Saved entries
※

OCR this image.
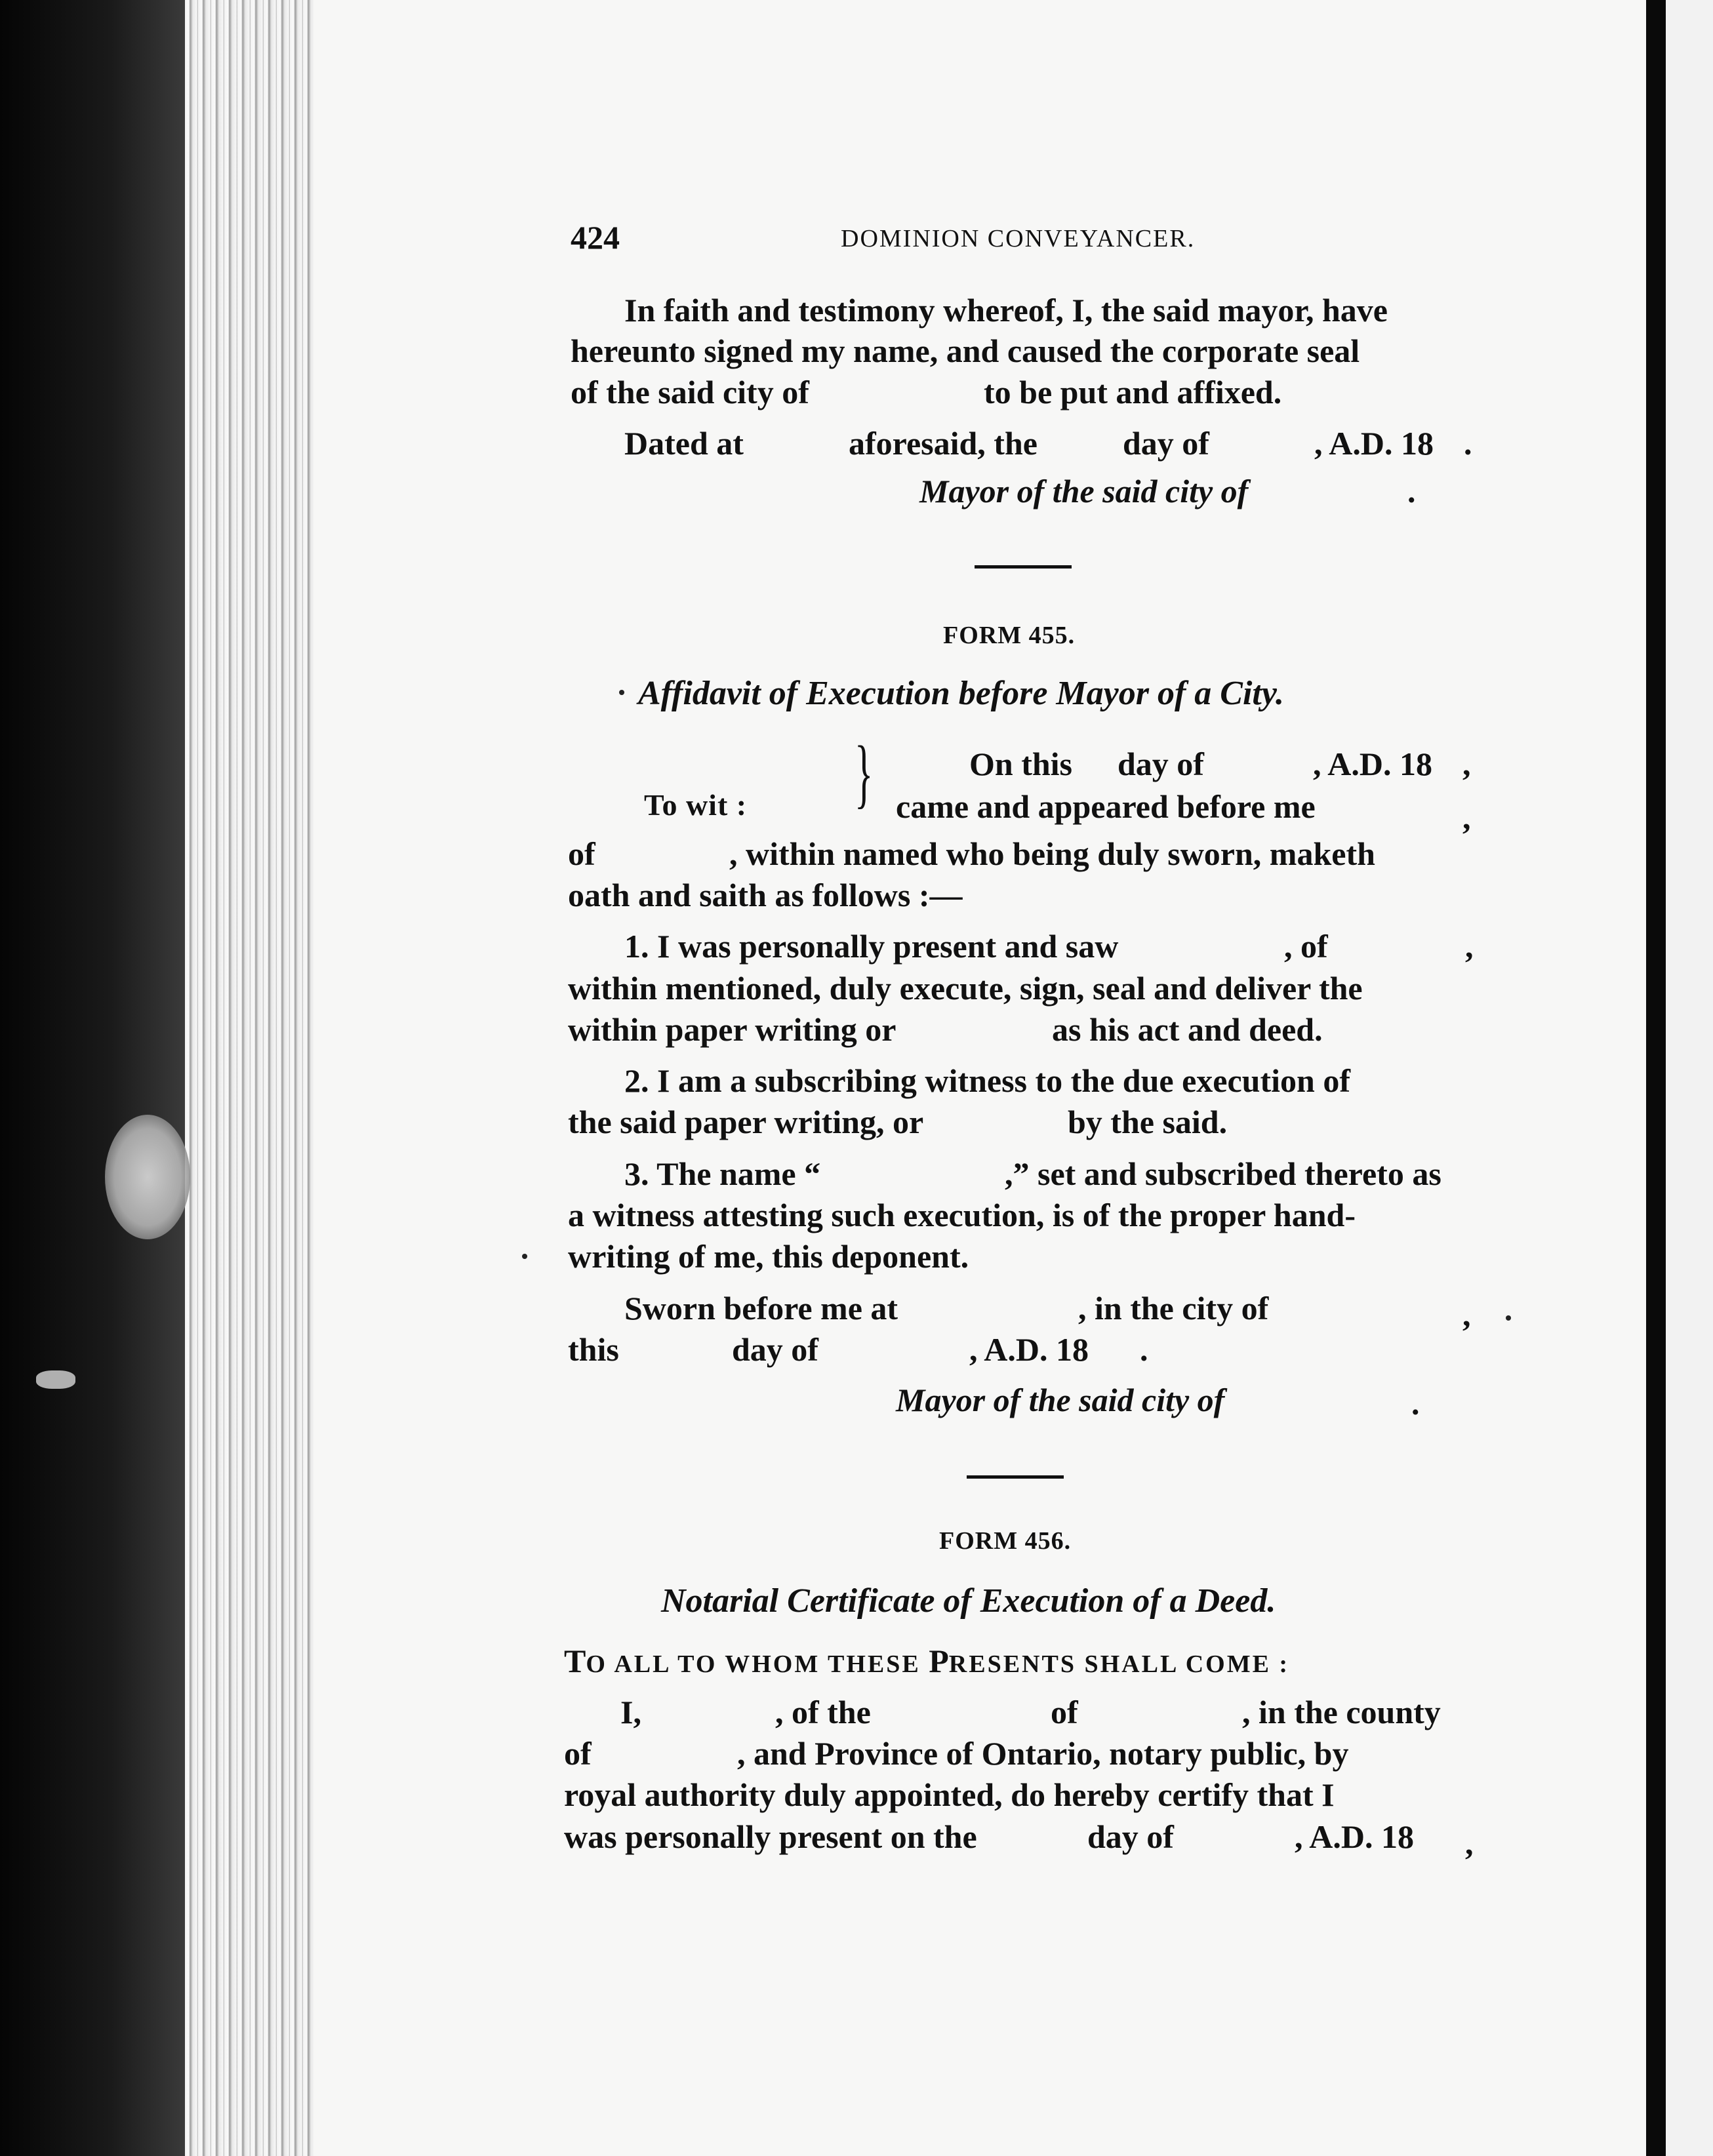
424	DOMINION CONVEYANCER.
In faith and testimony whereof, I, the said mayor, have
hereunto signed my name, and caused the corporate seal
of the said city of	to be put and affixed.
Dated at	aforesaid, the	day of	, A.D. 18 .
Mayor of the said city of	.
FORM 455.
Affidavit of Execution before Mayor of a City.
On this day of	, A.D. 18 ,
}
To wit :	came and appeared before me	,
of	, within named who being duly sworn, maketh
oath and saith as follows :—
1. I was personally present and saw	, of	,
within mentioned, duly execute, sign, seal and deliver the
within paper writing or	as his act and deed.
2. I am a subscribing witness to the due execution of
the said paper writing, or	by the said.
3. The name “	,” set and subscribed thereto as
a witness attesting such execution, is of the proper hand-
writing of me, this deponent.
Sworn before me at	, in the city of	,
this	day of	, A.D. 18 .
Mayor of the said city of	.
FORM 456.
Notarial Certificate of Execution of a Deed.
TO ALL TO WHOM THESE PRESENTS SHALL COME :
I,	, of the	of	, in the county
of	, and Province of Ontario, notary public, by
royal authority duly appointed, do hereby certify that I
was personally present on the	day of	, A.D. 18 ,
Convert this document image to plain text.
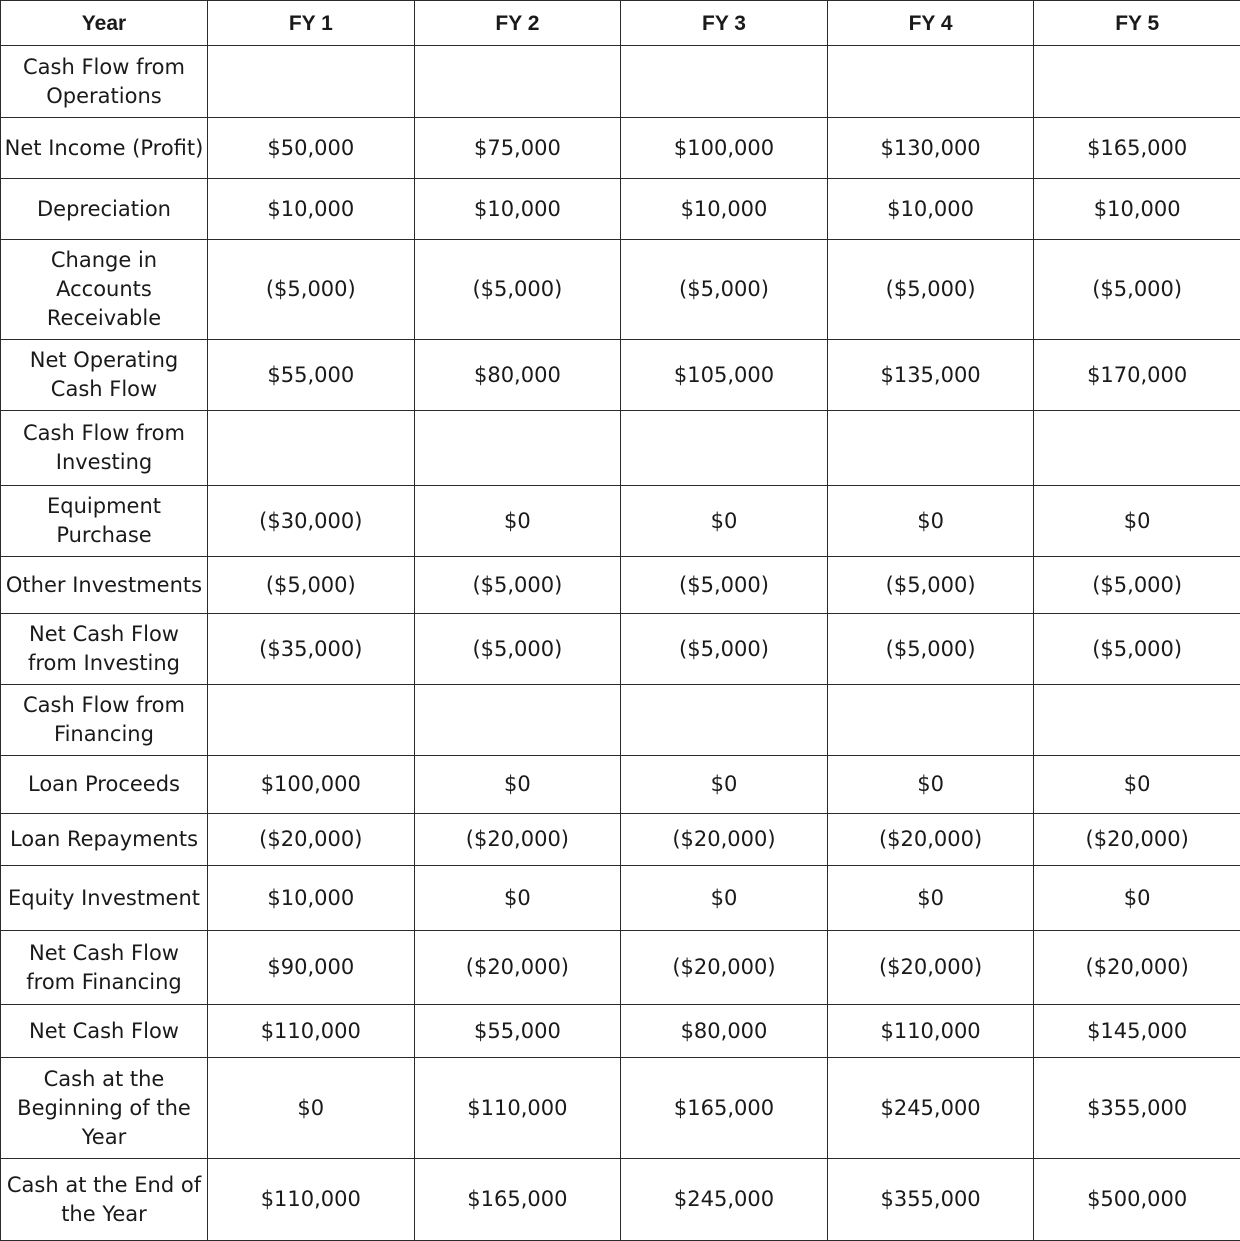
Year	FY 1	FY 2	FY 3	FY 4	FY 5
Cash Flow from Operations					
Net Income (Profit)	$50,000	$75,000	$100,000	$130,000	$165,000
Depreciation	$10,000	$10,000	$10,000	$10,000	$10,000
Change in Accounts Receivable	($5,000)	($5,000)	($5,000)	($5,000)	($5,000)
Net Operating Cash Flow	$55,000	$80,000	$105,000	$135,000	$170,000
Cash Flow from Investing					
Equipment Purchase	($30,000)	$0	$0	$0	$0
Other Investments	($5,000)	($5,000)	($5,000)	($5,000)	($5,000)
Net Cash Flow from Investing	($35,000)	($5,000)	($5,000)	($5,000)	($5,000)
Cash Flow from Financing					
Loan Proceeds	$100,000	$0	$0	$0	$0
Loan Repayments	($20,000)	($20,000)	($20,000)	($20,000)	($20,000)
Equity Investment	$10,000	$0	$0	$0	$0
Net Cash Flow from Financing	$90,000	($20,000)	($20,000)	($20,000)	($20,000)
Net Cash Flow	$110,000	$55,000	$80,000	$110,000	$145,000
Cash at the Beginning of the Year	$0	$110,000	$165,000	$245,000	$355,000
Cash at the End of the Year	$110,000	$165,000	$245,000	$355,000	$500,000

※

Repeat each entry exactly. Pictures do not belong in the copy.

Exercise response ▸
OCR this image.
424	DOMINION CONVEYANCER.
In faith and testimony whereof, I, the said mayor, have
hereunto signed my name, and caused the corporate seal
of the said city of	to be put and affixed.
Dated at	aforesaid, the	day of	, A.D. 18 .
Mayor of the said city of	.
FORM 455.
Affidavit of Execution before Mayor of a City.
On this day of	, A.D. 18 ,
}
To wit :	came and appeared before me	,
of	, within named who being duly sworn, maketh
oath and saith as follows :—
1. I was personally present and saw	, of	,
within mentioned, duly execute, sign, seal and deliver the
within paper writing or	as his act and deed.
2. I am a subscribing witness to the due execution of
the said paper writing, or	by the said.
3. The name “	,” set and subscribed thereto as
a witness attesting such execution, is of the proper hand-
writing of me, this deponent.
Sworn before me at	, in the city of	,
this	day of	, A.D. 18 .
Mayor of the said city of	.
FORM 456.
Notarial Certificate of Execution of a Deed.
TO ALL TO WHOM THESE PRESENTS SHALL COME :
I,	, of the	of	, in the county
of	, and Province of Ontario, notary public, by
royal authority duly appointed, do hereby certify that I
was personally present on the	day of	, A.D. 18 ,
Convert this document image to plain text.
Year	FY 1	FY 2	FY 3	FY 4	FY 5
Cash Flow from Operations					
Net Income (Profit)	$50,000	$75,000	$100,000	$130,000	$165,000
Depreciation	$10,000	$10,000	$10,000	$10,000	$10,000
Change in Accounts Receivable	($5,000)	($5,000)	($5,000)	($5,000)	($5,000)
Net Operating Cash Flow	$55,000	$80,000	$105,000	$135,000	$170,000
Cash Flow from Investing					
Equipment Purchase	($30,000)	$0	$0	$0	$0
Other Investments	($5,000)	($5,000)	($5,000)	($5,000)	($5,000)
Net Cash Flow from Investing	($35,000)	($5,000)	($5,000)	($5,000)	($5,000)
Cash Flow from Financing					
Loan Proceeds	$100,000	$0	$0	$0	$0
Loan Repayments	($20,000)	($20,000)	($20,000)	($20,000)	($20,000)
Equity Investment	$10,000	$0	$0	$0	$0
Net Cash Flow from Financing	$90,000	($20,000)	($20,000)	($20,000)	($20,000)
Net Cash Flow	$110,000	$55,000	$80,000	$110,000	$145,000
Cash at the Beginning of the Year	$0	$110,000	$165,000	$245,000	$355,000
Cash at the End of the Year	$110,000	$165,000	$245,000	$355,000	$500,000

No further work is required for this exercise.